> **AIM**
Return the lines where the word "wada" occurs.

## Begin

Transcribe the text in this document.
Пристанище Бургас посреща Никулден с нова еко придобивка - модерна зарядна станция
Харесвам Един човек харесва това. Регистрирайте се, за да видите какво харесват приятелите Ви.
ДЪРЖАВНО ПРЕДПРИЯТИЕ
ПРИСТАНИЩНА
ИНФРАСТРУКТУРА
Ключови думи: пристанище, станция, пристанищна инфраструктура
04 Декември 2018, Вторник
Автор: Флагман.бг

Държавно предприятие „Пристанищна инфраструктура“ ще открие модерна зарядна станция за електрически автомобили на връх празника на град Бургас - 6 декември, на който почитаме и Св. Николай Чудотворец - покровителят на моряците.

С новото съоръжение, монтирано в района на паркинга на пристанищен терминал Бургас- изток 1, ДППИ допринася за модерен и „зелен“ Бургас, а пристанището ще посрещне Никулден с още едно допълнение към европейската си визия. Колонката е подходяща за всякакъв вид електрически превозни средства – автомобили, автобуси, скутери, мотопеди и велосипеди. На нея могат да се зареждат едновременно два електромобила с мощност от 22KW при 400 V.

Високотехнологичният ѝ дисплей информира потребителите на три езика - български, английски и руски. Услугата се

## End
## Begin

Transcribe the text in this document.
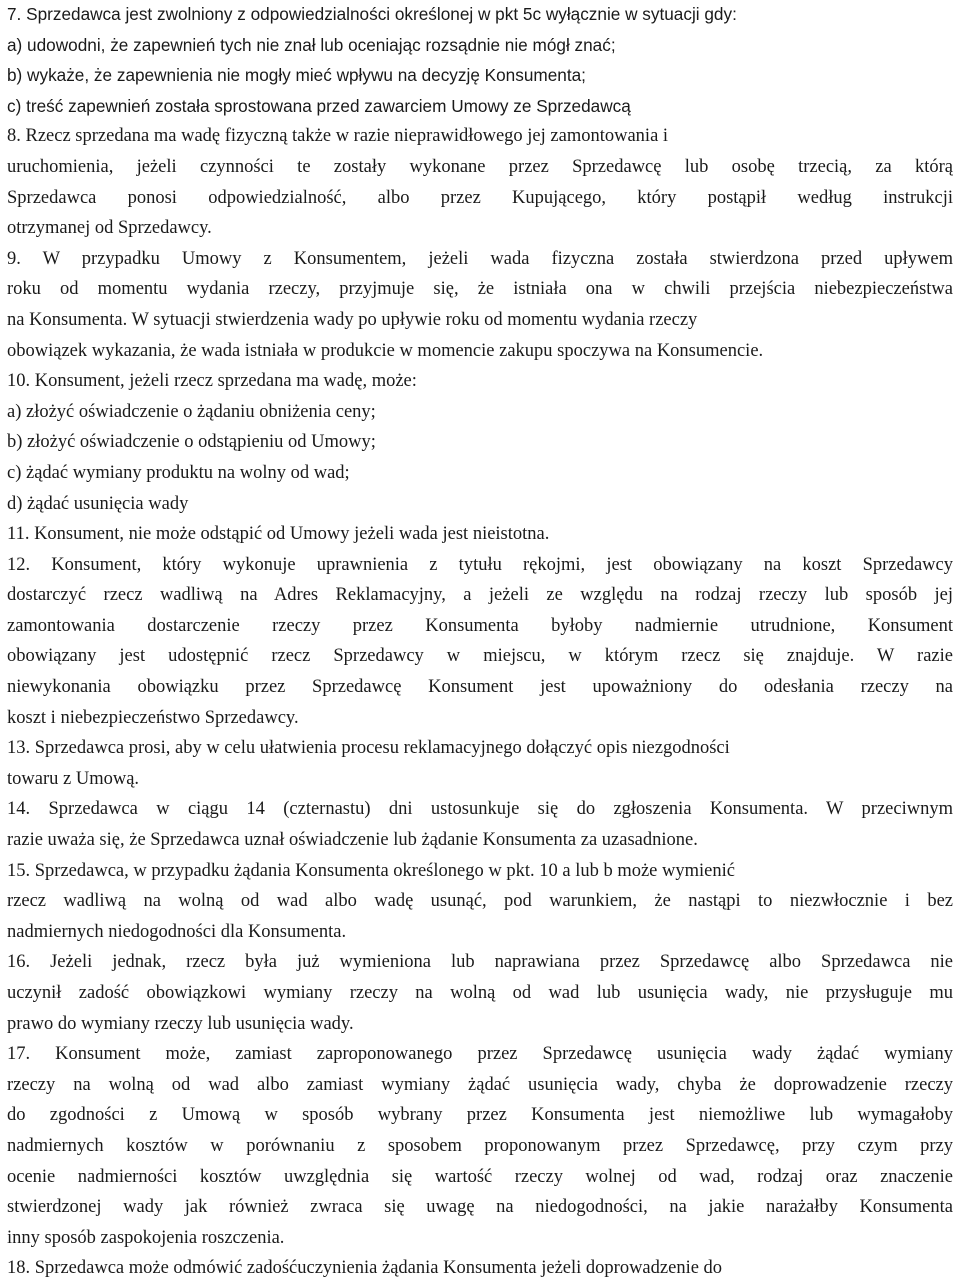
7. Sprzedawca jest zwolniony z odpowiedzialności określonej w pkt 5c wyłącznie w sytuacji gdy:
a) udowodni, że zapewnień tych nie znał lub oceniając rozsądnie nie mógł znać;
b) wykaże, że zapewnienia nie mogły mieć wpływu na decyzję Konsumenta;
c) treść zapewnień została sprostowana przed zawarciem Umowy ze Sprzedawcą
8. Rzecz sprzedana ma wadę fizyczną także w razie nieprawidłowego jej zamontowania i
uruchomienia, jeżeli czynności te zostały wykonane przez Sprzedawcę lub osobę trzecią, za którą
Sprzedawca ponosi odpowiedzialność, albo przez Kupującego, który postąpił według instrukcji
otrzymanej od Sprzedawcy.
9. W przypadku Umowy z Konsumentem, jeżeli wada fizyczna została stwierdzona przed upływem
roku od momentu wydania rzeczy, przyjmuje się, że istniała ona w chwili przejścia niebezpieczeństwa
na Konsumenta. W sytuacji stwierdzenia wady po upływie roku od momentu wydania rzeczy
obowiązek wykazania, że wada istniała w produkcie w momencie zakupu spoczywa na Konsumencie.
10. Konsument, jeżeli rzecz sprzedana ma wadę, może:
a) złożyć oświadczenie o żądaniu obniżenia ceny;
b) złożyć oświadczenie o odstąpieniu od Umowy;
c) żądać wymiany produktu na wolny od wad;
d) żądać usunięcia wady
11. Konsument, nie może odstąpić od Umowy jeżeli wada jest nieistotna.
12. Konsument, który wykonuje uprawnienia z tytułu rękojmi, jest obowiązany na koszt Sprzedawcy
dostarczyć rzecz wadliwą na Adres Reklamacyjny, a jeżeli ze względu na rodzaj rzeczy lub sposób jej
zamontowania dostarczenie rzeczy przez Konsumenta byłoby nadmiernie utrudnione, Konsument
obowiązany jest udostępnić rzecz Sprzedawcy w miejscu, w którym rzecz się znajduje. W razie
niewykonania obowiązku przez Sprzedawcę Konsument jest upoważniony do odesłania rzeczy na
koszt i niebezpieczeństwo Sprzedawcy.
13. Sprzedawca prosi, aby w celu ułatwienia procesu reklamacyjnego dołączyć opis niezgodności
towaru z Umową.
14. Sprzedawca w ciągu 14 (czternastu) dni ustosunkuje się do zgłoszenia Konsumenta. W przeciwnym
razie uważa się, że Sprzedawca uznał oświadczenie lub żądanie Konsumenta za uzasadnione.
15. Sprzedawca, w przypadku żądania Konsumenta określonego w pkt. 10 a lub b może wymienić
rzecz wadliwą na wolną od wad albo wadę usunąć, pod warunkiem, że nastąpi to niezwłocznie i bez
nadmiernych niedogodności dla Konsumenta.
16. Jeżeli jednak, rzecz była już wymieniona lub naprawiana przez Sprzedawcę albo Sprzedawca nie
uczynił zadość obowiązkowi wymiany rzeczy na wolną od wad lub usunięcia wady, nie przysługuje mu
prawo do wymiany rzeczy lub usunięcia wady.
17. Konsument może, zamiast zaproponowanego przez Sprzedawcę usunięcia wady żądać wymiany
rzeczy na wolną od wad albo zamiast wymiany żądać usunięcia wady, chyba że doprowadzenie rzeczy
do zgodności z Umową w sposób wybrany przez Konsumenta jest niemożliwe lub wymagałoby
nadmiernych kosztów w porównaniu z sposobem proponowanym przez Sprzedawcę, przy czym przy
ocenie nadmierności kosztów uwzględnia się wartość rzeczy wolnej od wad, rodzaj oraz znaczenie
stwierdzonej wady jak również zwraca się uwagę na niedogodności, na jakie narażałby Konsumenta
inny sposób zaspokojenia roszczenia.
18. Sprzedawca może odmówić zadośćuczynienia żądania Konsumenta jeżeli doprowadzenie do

## End

> **EXERCISE OUTPUT**
9. W przypadku Umowy z Konsumentem, jeżeli wada fizyczna została stwierdzona przed upływem
obowiązek wykazania, że wada istniała w produkcie w momencie zakupu spoczywa na Konsumencie.
11. Konsument, nie może odstąpić od Umowy jeżeli wada jest nieistotna.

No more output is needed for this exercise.